Your objective — Search the data below for the word "section" and copy each line that holds it.
Begin Material
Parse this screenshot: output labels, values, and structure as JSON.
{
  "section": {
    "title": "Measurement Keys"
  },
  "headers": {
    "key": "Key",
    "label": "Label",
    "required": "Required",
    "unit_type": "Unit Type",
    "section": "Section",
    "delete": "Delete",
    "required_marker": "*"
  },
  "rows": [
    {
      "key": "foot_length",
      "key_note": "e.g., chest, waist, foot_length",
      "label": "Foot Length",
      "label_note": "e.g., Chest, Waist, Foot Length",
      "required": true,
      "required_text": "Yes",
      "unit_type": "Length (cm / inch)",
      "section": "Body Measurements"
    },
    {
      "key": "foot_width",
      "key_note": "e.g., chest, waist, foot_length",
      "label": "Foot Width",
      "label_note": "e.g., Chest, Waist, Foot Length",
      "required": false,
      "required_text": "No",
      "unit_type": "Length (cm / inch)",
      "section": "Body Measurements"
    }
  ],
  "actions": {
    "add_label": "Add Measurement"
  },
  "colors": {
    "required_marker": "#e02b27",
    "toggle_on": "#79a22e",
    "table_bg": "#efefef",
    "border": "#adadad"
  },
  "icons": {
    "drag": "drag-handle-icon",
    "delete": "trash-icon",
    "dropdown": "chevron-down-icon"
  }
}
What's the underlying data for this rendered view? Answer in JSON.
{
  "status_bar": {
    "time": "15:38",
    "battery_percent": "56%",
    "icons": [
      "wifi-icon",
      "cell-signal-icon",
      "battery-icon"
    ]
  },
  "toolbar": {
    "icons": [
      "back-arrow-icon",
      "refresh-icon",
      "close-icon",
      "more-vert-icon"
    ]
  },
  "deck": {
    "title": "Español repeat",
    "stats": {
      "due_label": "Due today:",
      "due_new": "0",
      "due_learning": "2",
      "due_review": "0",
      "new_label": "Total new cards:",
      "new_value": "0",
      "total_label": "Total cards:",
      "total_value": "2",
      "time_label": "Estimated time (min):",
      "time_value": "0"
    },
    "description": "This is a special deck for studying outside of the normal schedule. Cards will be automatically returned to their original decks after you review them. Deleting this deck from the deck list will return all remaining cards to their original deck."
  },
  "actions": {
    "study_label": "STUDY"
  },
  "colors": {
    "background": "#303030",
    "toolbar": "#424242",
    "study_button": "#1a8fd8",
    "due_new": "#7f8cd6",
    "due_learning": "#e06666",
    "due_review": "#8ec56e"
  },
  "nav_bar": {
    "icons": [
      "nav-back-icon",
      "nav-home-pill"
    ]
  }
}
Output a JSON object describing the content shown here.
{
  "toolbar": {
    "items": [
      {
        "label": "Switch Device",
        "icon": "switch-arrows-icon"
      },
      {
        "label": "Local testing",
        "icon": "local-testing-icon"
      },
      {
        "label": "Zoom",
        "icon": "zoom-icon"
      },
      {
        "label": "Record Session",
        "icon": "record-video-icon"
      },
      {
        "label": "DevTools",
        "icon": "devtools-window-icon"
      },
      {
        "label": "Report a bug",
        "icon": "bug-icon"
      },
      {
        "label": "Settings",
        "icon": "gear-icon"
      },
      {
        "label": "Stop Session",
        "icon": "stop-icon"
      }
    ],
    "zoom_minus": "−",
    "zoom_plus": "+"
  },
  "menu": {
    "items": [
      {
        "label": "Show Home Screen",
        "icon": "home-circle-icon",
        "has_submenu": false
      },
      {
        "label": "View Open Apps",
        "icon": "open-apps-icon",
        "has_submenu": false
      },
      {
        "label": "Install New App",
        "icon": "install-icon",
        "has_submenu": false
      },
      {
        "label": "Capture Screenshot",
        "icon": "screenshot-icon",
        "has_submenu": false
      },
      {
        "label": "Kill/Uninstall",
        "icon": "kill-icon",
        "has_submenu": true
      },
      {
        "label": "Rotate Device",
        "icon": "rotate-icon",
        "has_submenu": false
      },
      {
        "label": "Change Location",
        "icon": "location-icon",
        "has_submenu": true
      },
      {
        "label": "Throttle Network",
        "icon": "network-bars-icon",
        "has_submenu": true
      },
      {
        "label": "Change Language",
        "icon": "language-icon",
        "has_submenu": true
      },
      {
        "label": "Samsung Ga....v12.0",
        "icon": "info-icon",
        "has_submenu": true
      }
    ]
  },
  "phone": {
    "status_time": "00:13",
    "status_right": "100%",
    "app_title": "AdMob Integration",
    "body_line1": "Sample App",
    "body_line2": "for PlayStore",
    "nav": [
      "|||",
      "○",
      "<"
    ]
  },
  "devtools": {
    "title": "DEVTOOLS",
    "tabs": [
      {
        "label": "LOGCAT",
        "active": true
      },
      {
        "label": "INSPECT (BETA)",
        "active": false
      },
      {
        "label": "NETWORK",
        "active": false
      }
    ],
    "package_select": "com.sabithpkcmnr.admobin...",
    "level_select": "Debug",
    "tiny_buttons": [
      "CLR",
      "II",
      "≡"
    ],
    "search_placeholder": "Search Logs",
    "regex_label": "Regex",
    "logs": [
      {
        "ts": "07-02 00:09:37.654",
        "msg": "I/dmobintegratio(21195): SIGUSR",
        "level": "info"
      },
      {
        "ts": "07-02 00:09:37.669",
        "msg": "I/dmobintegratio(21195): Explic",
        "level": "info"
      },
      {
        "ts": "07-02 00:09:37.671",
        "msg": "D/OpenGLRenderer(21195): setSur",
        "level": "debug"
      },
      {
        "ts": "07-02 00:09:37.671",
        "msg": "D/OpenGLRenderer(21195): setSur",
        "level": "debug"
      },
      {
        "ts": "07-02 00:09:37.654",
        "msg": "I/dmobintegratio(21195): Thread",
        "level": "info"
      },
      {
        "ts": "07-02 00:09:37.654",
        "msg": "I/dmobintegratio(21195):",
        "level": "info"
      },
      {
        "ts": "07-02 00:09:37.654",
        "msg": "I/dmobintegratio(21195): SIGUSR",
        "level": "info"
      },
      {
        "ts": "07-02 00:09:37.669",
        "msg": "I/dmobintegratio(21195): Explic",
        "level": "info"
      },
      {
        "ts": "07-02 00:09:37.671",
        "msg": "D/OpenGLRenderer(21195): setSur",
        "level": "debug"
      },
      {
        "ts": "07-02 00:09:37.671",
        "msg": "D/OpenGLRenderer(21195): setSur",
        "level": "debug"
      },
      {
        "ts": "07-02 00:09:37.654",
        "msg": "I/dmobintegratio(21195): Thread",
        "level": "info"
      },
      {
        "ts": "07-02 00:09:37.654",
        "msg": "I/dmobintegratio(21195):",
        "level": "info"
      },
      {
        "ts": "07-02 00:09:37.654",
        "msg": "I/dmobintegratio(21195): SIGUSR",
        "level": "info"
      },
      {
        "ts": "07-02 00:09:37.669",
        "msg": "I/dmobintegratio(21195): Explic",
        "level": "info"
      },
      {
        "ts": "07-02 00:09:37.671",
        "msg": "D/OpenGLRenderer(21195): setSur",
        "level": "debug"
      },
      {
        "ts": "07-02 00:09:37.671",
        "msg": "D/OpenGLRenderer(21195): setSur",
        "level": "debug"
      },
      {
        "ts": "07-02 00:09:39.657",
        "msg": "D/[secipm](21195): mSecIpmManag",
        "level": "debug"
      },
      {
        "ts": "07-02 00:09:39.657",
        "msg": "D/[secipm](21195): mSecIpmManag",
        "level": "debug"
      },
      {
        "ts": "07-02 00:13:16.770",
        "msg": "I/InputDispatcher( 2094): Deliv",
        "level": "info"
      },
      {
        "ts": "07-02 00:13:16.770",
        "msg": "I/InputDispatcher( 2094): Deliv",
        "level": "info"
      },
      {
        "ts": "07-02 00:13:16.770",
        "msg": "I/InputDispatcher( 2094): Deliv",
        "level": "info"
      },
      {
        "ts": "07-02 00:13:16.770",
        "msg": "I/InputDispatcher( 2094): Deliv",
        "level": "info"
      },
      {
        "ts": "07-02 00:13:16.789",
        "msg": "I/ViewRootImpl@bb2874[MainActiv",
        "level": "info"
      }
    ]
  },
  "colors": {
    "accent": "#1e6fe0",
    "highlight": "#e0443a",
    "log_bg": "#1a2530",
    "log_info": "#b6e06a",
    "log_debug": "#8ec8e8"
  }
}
End Material
Result of this exercise —
  "section": {
    "section": "Section",
      "section": "Body Measurements"
      "section": "Body Measurements"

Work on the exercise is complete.